Data lines
####

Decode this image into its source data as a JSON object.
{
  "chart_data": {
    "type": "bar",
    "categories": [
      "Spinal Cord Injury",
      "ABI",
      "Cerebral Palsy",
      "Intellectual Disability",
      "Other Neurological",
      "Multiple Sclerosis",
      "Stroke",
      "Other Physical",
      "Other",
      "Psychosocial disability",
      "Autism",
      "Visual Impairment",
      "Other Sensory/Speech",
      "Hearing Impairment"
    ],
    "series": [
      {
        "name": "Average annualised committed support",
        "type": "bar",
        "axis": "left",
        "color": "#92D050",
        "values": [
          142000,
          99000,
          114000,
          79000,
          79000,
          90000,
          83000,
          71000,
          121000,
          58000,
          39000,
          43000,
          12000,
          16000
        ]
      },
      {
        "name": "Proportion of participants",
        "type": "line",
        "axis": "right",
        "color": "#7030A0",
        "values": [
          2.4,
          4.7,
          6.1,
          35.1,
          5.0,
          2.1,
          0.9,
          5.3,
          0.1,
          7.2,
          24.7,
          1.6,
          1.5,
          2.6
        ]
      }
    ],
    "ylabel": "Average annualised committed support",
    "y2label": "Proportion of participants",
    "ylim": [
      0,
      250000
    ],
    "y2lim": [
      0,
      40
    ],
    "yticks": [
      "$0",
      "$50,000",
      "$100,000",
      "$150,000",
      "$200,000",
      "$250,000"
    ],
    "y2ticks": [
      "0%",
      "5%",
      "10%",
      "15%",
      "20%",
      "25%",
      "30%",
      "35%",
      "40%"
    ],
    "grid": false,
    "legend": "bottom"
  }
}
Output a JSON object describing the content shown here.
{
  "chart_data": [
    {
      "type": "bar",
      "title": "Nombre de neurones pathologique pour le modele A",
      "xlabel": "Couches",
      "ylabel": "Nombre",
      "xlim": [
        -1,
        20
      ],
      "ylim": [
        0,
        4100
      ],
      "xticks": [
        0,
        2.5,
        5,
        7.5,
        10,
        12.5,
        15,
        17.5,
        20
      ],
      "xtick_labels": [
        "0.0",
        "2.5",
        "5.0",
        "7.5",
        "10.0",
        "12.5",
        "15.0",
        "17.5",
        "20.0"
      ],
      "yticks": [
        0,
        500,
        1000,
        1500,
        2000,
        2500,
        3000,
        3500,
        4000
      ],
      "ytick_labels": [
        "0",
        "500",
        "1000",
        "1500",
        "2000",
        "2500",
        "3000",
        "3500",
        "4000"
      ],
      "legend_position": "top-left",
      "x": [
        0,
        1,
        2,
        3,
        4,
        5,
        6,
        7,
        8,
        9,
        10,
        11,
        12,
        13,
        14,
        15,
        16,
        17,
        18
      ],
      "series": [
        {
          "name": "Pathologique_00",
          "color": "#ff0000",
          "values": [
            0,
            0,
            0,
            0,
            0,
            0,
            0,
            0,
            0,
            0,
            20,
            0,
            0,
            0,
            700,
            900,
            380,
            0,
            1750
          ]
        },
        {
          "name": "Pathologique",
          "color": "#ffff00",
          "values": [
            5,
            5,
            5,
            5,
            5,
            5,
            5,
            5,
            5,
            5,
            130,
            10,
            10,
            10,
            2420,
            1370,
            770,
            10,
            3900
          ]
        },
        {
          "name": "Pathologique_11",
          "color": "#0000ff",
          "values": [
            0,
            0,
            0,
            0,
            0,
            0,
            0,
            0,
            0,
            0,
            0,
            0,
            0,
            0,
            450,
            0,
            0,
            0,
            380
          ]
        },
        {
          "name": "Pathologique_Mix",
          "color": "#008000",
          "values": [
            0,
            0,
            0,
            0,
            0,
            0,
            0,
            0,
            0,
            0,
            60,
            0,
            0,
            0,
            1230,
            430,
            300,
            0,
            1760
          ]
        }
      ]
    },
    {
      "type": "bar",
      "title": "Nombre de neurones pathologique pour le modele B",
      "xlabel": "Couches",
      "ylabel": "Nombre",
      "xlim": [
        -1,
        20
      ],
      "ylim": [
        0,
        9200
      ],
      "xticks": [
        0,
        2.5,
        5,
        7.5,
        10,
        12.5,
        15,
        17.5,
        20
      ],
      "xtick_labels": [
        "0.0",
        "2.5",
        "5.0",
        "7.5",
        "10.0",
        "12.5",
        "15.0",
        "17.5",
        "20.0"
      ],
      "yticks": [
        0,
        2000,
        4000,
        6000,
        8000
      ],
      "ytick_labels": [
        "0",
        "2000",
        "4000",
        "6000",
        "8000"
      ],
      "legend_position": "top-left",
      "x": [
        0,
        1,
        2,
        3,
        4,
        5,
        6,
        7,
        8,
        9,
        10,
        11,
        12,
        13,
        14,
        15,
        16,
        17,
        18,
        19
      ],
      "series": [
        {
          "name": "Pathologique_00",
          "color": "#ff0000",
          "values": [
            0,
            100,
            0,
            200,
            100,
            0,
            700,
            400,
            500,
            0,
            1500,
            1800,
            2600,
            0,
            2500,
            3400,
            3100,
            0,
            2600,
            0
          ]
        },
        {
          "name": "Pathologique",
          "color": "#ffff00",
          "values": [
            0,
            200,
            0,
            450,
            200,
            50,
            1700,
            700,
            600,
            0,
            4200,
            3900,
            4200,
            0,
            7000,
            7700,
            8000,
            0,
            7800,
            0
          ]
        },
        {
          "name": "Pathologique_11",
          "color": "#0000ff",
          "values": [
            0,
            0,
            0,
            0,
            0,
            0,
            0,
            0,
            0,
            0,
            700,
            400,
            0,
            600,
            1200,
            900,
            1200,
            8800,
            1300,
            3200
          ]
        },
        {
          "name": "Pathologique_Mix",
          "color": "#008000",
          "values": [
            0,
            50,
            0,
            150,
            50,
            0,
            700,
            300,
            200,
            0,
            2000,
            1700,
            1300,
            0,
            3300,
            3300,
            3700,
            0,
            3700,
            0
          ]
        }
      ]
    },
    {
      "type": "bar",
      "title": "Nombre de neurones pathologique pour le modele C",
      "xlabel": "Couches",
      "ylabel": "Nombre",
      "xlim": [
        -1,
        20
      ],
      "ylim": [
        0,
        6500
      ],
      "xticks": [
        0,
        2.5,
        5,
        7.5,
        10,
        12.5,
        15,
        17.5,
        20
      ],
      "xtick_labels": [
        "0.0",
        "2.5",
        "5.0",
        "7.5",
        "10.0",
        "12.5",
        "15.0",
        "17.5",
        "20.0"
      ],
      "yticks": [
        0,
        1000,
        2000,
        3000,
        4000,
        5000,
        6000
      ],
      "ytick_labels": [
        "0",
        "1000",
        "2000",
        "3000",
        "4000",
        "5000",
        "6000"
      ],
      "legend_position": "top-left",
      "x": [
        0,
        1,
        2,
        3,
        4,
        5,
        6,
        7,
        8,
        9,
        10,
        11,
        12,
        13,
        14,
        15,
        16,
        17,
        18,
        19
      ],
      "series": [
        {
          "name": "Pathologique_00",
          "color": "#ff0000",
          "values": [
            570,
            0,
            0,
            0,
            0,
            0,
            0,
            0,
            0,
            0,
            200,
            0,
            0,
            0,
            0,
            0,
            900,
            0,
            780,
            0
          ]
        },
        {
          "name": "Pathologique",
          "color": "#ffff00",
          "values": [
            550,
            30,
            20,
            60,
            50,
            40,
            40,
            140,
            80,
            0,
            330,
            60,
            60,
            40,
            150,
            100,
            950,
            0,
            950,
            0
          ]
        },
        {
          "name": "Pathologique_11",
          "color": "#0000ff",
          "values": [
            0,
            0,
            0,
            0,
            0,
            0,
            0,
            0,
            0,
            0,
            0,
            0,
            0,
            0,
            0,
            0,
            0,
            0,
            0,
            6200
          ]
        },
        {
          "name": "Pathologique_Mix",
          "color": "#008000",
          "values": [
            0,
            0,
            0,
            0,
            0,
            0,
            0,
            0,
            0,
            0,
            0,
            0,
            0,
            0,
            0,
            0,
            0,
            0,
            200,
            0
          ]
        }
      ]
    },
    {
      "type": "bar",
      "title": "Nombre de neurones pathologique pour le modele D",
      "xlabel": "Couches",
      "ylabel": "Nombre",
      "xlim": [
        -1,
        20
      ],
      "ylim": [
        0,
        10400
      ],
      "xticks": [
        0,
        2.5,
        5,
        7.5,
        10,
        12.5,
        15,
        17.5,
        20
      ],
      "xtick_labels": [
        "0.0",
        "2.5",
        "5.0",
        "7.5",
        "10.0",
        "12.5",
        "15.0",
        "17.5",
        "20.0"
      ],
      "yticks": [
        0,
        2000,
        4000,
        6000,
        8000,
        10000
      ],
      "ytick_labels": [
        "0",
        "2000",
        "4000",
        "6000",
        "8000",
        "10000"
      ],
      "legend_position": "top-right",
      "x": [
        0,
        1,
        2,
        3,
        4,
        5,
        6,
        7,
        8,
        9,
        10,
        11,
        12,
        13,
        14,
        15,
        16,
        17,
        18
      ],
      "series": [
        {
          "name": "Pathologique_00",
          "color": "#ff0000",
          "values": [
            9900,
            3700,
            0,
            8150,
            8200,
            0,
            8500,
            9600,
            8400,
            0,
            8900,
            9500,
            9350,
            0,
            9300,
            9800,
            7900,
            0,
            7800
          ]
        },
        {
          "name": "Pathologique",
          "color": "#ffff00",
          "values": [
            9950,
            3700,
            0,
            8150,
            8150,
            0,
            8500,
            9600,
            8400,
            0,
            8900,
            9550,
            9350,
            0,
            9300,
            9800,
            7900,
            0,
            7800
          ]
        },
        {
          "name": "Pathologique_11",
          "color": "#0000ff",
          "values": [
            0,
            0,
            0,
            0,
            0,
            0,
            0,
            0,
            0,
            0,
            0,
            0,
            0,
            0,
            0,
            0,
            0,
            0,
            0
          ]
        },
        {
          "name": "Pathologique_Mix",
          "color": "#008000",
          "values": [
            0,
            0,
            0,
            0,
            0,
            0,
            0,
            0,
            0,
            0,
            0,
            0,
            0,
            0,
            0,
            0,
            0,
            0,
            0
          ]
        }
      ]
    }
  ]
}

####

Extract each line from the listing that holds the word "Impairment".

      "Visual Impairment",
      "Hearing Impairment"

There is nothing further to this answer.